■ **Task**
Write out every line of the records below unchanged, keeping each character and number as it stands.
** START Exercise inputs **
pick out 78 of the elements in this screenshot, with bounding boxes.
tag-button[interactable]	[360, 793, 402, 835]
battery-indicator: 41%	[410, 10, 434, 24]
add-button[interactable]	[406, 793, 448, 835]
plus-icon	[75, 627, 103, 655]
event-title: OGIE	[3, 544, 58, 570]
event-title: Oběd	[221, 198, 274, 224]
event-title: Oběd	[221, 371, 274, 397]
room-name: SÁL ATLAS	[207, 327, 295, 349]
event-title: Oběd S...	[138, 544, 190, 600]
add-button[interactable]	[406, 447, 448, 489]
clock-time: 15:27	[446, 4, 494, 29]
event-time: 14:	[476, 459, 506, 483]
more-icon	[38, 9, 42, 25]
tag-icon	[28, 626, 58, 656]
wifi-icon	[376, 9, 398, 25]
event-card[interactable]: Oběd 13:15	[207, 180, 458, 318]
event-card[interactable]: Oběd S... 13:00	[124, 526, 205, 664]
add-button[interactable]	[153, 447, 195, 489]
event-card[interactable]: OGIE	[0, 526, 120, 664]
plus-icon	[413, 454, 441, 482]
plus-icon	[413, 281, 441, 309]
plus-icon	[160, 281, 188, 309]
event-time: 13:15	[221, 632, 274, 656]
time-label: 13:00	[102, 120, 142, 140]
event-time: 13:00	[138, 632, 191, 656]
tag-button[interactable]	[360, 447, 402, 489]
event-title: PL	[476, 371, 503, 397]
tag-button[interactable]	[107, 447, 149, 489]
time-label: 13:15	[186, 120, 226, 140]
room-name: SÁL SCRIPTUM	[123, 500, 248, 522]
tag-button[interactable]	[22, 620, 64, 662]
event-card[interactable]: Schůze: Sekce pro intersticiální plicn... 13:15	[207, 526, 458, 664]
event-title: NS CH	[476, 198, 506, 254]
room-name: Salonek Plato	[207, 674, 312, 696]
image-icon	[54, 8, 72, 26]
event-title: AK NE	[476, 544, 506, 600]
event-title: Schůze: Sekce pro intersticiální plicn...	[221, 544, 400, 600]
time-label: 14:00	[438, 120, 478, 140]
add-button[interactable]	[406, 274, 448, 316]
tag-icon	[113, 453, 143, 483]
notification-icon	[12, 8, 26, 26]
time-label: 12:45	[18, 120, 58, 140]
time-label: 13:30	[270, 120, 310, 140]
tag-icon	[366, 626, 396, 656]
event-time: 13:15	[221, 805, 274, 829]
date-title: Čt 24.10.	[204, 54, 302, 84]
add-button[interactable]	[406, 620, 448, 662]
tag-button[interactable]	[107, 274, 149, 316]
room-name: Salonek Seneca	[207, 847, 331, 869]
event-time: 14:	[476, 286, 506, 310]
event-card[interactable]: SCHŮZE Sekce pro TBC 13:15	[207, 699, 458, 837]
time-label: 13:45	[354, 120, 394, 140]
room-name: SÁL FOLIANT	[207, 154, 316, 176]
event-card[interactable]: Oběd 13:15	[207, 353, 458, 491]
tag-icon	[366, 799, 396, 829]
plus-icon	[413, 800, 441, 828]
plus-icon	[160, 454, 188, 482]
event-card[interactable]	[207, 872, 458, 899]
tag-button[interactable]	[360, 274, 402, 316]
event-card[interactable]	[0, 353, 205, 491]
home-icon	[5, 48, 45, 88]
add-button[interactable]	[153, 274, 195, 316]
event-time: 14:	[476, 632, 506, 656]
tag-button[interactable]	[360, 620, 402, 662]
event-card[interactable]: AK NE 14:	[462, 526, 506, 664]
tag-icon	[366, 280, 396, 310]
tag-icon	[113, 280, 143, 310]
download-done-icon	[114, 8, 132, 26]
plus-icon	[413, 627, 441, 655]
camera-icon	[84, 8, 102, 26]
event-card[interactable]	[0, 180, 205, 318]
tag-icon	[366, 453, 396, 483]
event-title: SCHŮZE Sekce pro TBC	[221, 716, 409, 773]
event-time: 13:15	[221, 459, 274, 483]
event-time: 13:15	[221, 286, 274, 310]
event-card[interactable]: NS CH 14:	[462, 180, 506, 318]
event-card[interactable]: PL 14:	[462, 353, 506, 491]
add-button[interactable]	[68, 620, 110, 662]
** END Exercise inputs **
■ **Answer to the exercise**
pick out 78 of the elements in this screenshot, with bounding boxes.
tag-button[interactable]	[360, 793, 402, 835]
battery-indicator: 41%	[410, 10, 434, 24]
add-button[interactable]	[406, 793, 448, 835]
plus-icon	[75, 627, 103, 655]
event-title: OGIE	[3, 544, 58, 570]
event-title: Oběd	[221, 198, 274, 224]
event-title: Oběd	[221, 371, 274, 397]
room-name: SÁL ATLAS	[207, 327, 295, 349]
event-title: Oběd S...	[138, 544, 190, 600]
add-button[interactable]	[406, 447, 448, 489]
clock-time: 15:27	[446, 4, 494, 29]
event-time: 14:	[476, 459, 506, 483]
more-icon	[38, 9, 42, 25]
tag-icon	[28, 626, 58, 656]
wifi-icon	[376, 9, 398, 25]
event-card[interactable]: Oběd 13:15	[207, 180, 458, 318]
event-card[interactable]: Oběd S... 13:00	[124, 526, 205, 664]
add-button[interactable]	[153, 447, 195, 489]
event-card[interactable]: OGIE	[0, 526, 120, 664]
plus-icon	[413, 454, 441, 482]
plus-icon	[413, 281, 441, 309]
plus-icon	[160, 281, 188, 309]
event-time: 13:15	[221, 632, 274, 656]
time-label: 13:00	[102, 120, 142, 140]
event-time: 13:00	[138, 632, 191, 656]
tag-button[interactable]	[360, 447, 402, 489]
event-title: PL	[476, 371, 503, 397]
tag-button[interactable]	[107, 447, 149, 489]
time-label: 13:15	[186, 120, 226, 140]
room-name: SÁL SCRIPTUM	[123, 500, 248, 522]
tag-button[interactable]	[22, 620, 64, 662]
event-card[interactable]: Schůze: Sekce pro intersticiální plicn... 13:15	[207, 526, 458, 664]
event-title: NS CH	[476, 198, 506, 254]
room-name: Salonek Plato	[207, 674, 312, 696]
image-icon	[54, 8, 72, 26]
event-title: AK NE	[476, 544, 506, 600]
event-title: Schůze: Sekce pro intersticiální plicn...	[221, 544, 400, 600]
time-label: 14:00	[438, 120, 478, 140]
add-button[interactable]	[406, 274, 448, 316]
tag-icon	[113, 453, 143, 483]
notification-icon	[12, 8, 26, 26]
time-label: 12:45	[18, 120, 58, 140]
time-label: 13:30	[270, 120, 310, 140]
tag-icon	[366, 626, 396, 656]
event-time: 13:15	[221, 805, 274, 829]
date-title: Čt 24.10.	[204, 54, 302, 84]
add-button[interactable]	[406, 620, 448, 662]
tag-button[interactable]	[107, 274, 149, 316]
room-name: Salonek Seneca	[207, 847, 331, 869]
event-time: 14:	[476, 286, 506, 310]
event-card[interactable]: SCHŮZE Sekce pro TBC 13:15	[207, 699, 458, 837]
time-label: 13:45	[354, 120, 394, 140]
room-name: SÁL FOLIANT	[207, 154, 316, 176]
event-card[interactable]: Oběd 13:15	[207, 353, 458, 491]
tag-icon	[366, 799, 396, 829]
plus-icon	[413, 800, 441, 828]
plus-icon	[160, 454, 188, 482]
event-card[interactable]	[207, 872, 458, 899]
tag-button[interactable]	[360, 274, 402, 316]
event-card[interactable]	[0, 353, 205, 491]
home-icon	[5, 48, 45, 88]
add-button[interactable]	[153, 274, 195, 316]
event-time: 14:	[476, 632, 506, 656]
tag-button[interactable]	[360, 620, 402, 662]
event-card[interactable]: AK NE 14:	[462, 526, 506, 664]
tag-icon	[366, 280, 396, 310]
tag-icon	[113, 280, 143, 310]
download-done-icon	[114, 8, 132, 26]
plus-icon	[413, 627, 441, 655]
camera-icon	[84, 8, 102, 26]
event-card[interactable]	[0, 180, 205, 318]
tag-icon	[366, 453, 396, 483]
event-title: SCHŮZE Sekce pro TBC	[221, 716, 409, 773]
event-time: 13:15	[221, 459, 274, 483]
event-time: 13:15	[221, 286, 274, 310]
event-card[interactable]: NS CH 14:	[462, 180, 506, 318]
event-card[interactable]: PL 14:	[462, 353, 506, 491]
add-button[interactable]	[68, 620, 110, 662]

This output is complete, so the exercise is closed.